Task prompt:
Take the line containing "Enumerate this screenshot's" as the first line and the line containing "What's the underlying" as the last, and output that span verbatim without any images.

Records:
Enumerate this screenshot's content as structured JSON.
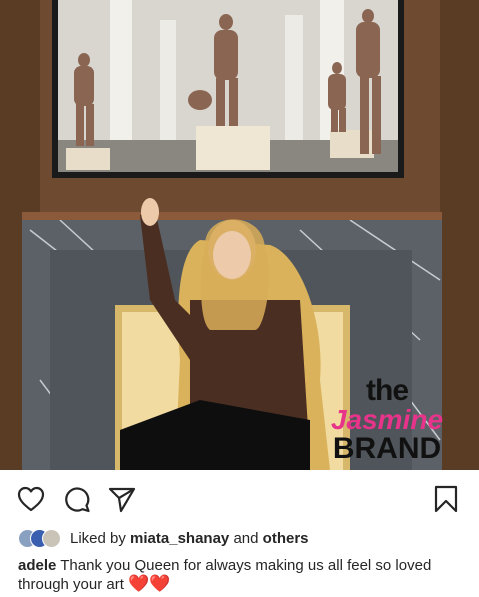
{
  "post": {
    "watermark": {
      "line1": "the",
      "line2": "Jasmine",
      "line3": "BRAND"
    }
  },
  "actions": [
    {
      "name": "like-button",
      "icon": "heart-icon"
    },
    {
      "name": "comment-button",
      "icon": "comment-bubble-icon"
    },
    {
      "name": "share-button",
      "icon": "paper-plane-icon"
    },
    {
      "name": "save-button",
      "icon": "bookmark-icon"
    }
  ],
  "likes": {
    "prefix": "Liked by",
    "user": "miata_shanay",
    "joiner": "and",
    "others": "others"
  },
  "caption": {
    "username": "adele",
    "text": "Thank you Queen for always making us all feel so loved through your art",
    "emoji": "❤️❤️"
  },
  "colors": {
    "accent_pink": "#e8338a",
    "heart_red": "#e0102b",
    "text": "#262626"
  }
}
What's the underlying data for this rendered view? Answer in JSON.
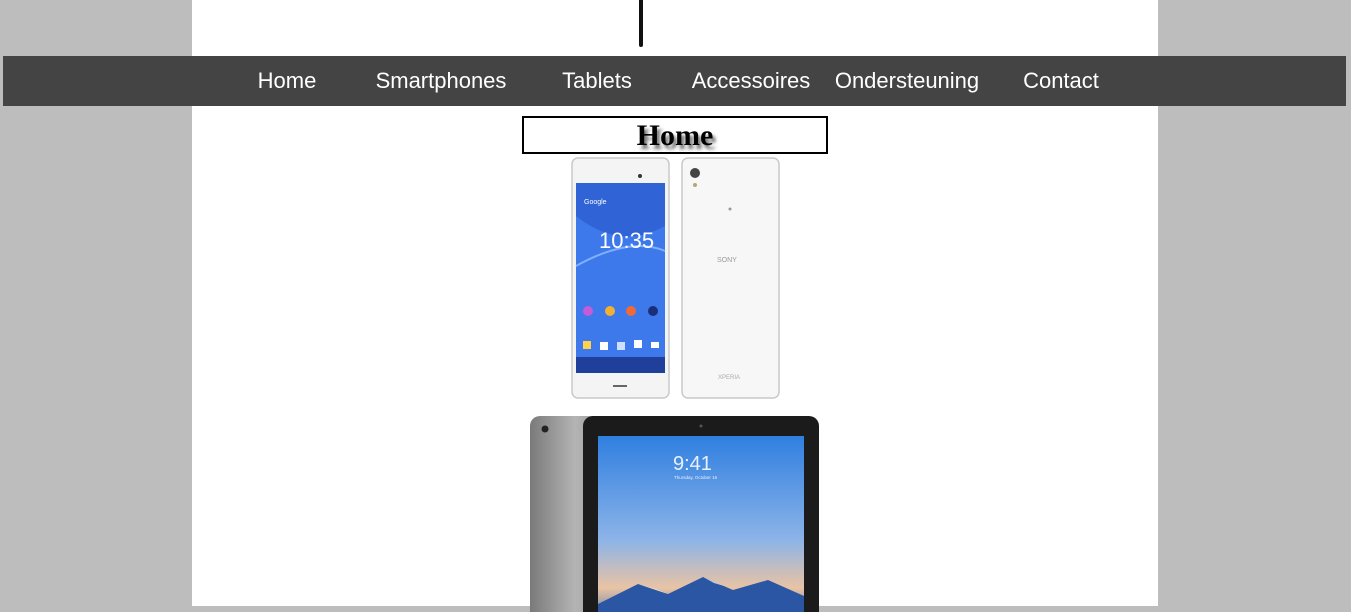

==

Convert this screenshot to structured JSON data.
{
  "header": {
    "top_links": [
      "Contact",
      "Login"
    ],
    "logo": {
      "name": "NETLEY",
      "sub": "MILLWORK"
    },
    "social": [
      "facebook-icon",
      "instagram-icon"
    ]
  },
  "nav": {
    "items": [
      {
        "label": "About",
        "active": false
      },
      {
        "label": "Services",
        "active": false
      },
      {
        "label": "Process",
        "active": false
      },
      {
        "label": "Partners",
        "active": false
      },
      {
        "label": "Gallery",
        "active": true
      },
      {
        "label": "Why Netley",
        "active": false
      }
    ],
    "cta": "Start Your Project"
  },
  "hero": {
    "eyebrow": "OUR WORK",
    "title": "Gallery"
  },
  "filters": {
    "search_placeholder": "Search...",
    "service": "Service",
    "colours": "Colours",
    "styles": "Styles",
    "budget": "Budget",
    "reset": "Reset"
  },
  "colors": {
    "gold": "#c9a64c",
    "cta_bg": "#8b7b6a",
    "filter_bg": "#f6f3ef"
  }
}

Reply to the task:
Enumerate this screenshot's content as structured JSON.
{
  "post": {
    "watermark": {
      "line1": "the",
      "line2": "Jasmine",
      "line3": "BRAND"
    }
  },
  "actions": [
    {
      "name": "like-button",
      "icon": "heart-icon"
    },
    {
      "name": "comment-button",
      "icon": "comment-bubble-icon"
    },
    {
      "name": "share-button",
      "icon": "paper-plane-icon"
    },
    {
      "name": "save-button",
      "icon": "bookmark-icon"
    }
  ],
  "likes": {
    "prefix": "Liked by",
    "user": "miata_shanay",
    "joiner": "and",
    "others": "others"
  },
  "caption": {
    "username": "adele",
    "text": "Thank you Queen for always making us all feel so loved through your art",
    "emoji": "❤️❤️"
  },
  "colors": {
    "accent_pink": "#e8338a",
    "heart_red": "#e0102b",
    "text": "#262626"
  }
}
What's the underlying data for this rendered view? Answer in JSON.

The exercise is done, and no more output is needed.